* **SET TASK**:
What follows is a set of entries. Repeat them exactly, but not their pictures.

* **DATA SECTION**:

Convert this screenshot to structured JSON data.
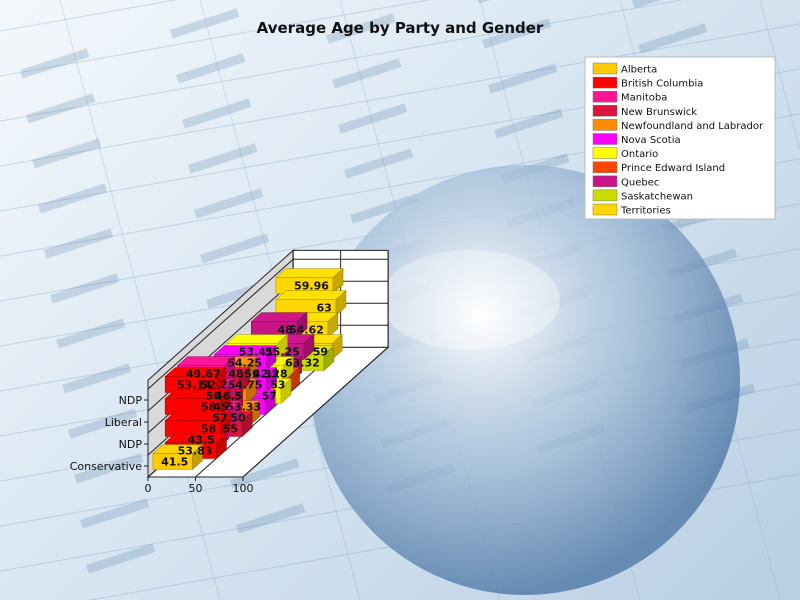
{
  "chart_data": {
    "type": "bar",
    "title": "Average Age by Party and Gender",
    "categories": [
      "Conservative",
      "NDP",
      "Liberal",
      "NDP"
    ],
    "xticks": [
      "0",
      "50",
      "100"
    ],
    "xlim": [
      0,
      100
    ],
    "series": [
      {
        "name": "Alberta",
        "color": "#ffcc00",
        "values": [
          41.5,
          null,
          null,
          null
        ]
      },
      {
        "name": "British Columbia",
        "color": "#ff0000",
        "values": [
          53.83,
          58,
          58,
          53.14
        ]
      },
      {
        "name": "Manitoba",
        "color": "#ff1493",
        "values": [
          43.5,
          57,
          50,
          49.67
        ]
      },
      {
        "name": "New Brunswick",
        "color": "#dc143c",
        "values": [
          55,
          45,
          52.25,
          null
        ]
      },
      {
        "name": "Newfoundland and Labrador",
        "color": "#ff8c00",
        "values": [
          50,
          46.5,
          48,
          null
        ]
      },
      {
        "name": "Nova Scotia",
        "color": "#ff00ff",
        "values": [
          53.33,
          54.75,
          54.25,
          null
        ]
      },
      {
        "name": "Ontario",
        "color": "#ffff00",
        "values": [
          57,
          59.33,
          53.41,
          null
        ]
      },
      {
        "name": "Prince Edward Island",
        "color": "#ff4500",
        "values": [
          53,
          null,
          null,
          null
        ]
      },
      {
        "name": "Quebec",
        "color": "#c71585",
        "values": [
          42.28,
          55.25,
          48,
          null
        ]
      },
      {
        "name": "Saskatchewan",
        "color": "#cddc00",
        "values": [
          63.32,
          null,
          null,
          null
        ]
      },
      {
        "name": "Territories",
        "color": "#ffd700",
        "values": [
          59,
          54.62,
          63,
          59.96
        ]
      }
    ],
    "legend_position": "top-right",
    "grid": true
  }
}
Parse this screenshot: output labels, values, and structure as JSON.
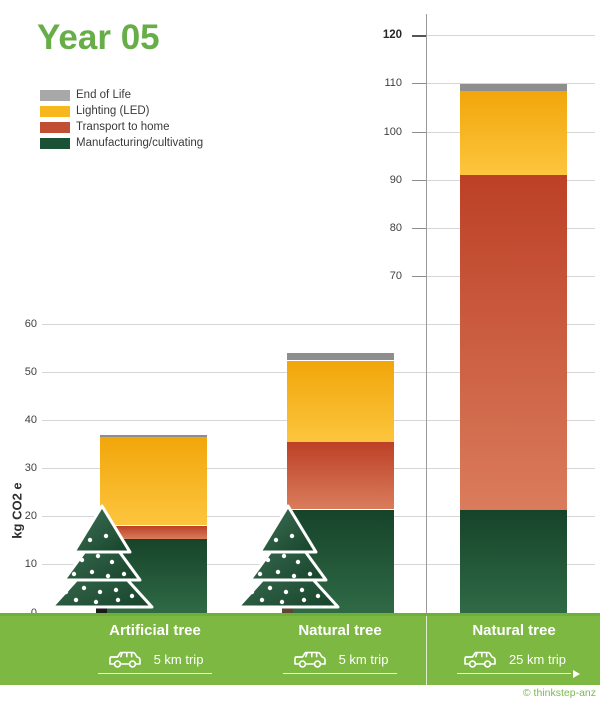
{
  "title": "Year 05",
  "ylabel": "kg CO2 e",
  "legend": [
    {
      "label": "End of Life",
      "color": "#a8a8a8"
    },
    {
      "label": "Lighting (LED)",
      "color": "#f6b81d"
    },
    {
      "label": "Transport to home",
      "color": "#c04f33"
    },
    {
      "label": "Manufacturing/cultivating",
      "color": "#1b5235"
    }
  ],
  "chart_data": {
    "type": "bar",
    "stacked": true,
    "title": "Year 05",
    "ylabel": "kg CO2 e",
    "grid": true,
    "categories": [
      "Artificial tree",
      "Natural tree",
      "Natural tree"
    ],
    "trip_labels": [
      "5 km trip",
      "5 km trip",
      "25 km trip"
    ],
    "series": [
      {
        "name": "Manufacturing/cultivating",
        "color": "#1b5235",
        "values": [
          15.5,
          21.5,
          21.5
        ]
      },
      {
        "name": "Transport to home",
        "color": "#c04f33",
        "values": [
          2.7,
          14.0,
          69.5
        ]
      },
      {
        "name": "Lighting (LED)",
        "color": "#f6b81d",
        "values": [
          18.3,
          17.0,
          17.5
        ]
      },
      {
        "name": "End of Life",
        "color": "#a8a8a8",
        "values": [
          0.5,
          1.5,
          1.5
        ]
      }
    ],
    "left_axis_ticks": [
      0,
      10,
      20,
      30,
      40,
      50,
      60
    ],
    "right_axis_ticks": [
      70,
      80,
      90,
      100,
      110,
      120
    ],
    "ylim_left": [
      0,
      60
    ],
    "ylim_right": [
      0,
      120
    ]
  },
  "footer": {
    "credit": "© thinkstep-anz"
  }
}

* **TASK RESPONSE**:
Convert this screenshot to structured JSON data.
{
  "chart_data": {
    "type": "bar",
    "title": "Average Age by Party and Gender",
    "categories": [
      "Conservative",
      "NDP",
      "Liberal",
      "NDP"
    ],
    "xticks": [
      "0",
      "50",
      "100"
    ],
    "xlim": [
      0,
      100
    ],
    "series": [
      {
        "name": "Alberta",
        "color": "#ffcc00",
        "values": [
          41.5,
          null,
          null,
          null
        ]
      },
      {
        "name": "British Columbia",
        "color": "#ff0000",
        "values": [
          53.83,
          58,
          58,
          53.14
        ]
      },
      {
        "name": "Manitoba",
        "color": "#ff1493",
        "values": [
          43.5,
          57,
          50,
          49.67
        ]
      },
      {
        "name": "New Brunswick",
        "color": "#dc143c",
        "values": [
          55,
          45,
          52.25,
          null
        ]
      },
      {
        "name": "Newfoundland and Labrador",
        "color": "#ff8c00",
        "values": [
          50,
          46.5,
          48,
          null
        ]
      },
      {
        "name": "Nova Scotia",
        "color": "#ff00ff",
        "values": [
          53.33,
          54.75,
          54.25,
          null
        ]
      },
      {
        "name": "Ontario",
        "color": "#ffff00",
        "values": [
          57,
          59.33,
          53.41,
          null
        ]
      },
      {
        "name": "Prince Edward Island",
        "color": "#ff4500",
        "values": [
          53,
          null,
          null,
          null
        ]
      },
      {
        "name": "Quebec",
        "color": "#c71585",
        "values": [
          42.28,
          55.25,
          48,
          null
        ]
      },
      {
        "name": "Saskatchewan",
        "color": "#cddc00",
        "values": [
          63.32,
          null,
          null,
          null
        ]
      },
      {
        "name": "Territories",
        "color": "#ffd700",
        "values": [
          59,
          54.62,
          63,
          59.96
        ]
      }
    ],
    "legend_position": "top-right",
    "grid": true
  }
}
Parse this screenshot: output labels, values, and structure as JSON.
{
  "title": "Year 05",
  "ylabel": "kg CO2 e",
  "legend": [
    {
      "label": "End of Life",
      "color": "#a8a8a8"
    },
    {
      "label": "Lighting (LED)",
      "color": "#f6b81d"
    },
    {
      "label": "Transport to home",
      "color": "#c04f33"
    },
    {
      "label": "Manufacturing/cultivating",
      "color": "#1b5235"
    }
  ],
  "chart_data": {
    "type": "bar",
    "stacked": true,
    "title": "Year 05",
    "ylabel": "kg CO2 e",
    "grid": true,
    "categories": [
      "Artificial tree",
      "Natural tree",
      "Natural tree"
    ],
    "trip_labels": [
      "5 km trip",
      "5 km trip",
      "25 km trip"
    ],
    "series": [
      {
        "name": "Manufacturing/cultivating",
        "color": "#1b5235",
        "values": [
          15.5,
          21.5,
          21.5
        ]
      },
      {
        "name": "Transport to home",
        "color": "#c04f33",
        "values": [
          2.7,
          14.0,
          69.5
        ]
      },
      {
        "name": "Lighting (LED)",
        "color": "#f6b81d",
        "values": [
          18.3,
          17.0,
          17.5
        ]
      },
      {
        "name": "End of Life",
        "color": "#a8a8a8",
        "values": [
          0.5,
          1.5,
          1.5
        ]
      }
    ],
    "left_axis_ticks": [
      0,
      10,
      20,
      30,
      40,
      50,
      60
    ],
    "right_axis_ticks": [
      70,
      80,
      90,
      100,
      110,
      120
    ],
    "ylim_left": [
      0,
      60
    ],
    "ylim_right": [
      0,
      120
    ]
  },
  "footer": {
    "credit": "© thinkstep-anz"
  }
}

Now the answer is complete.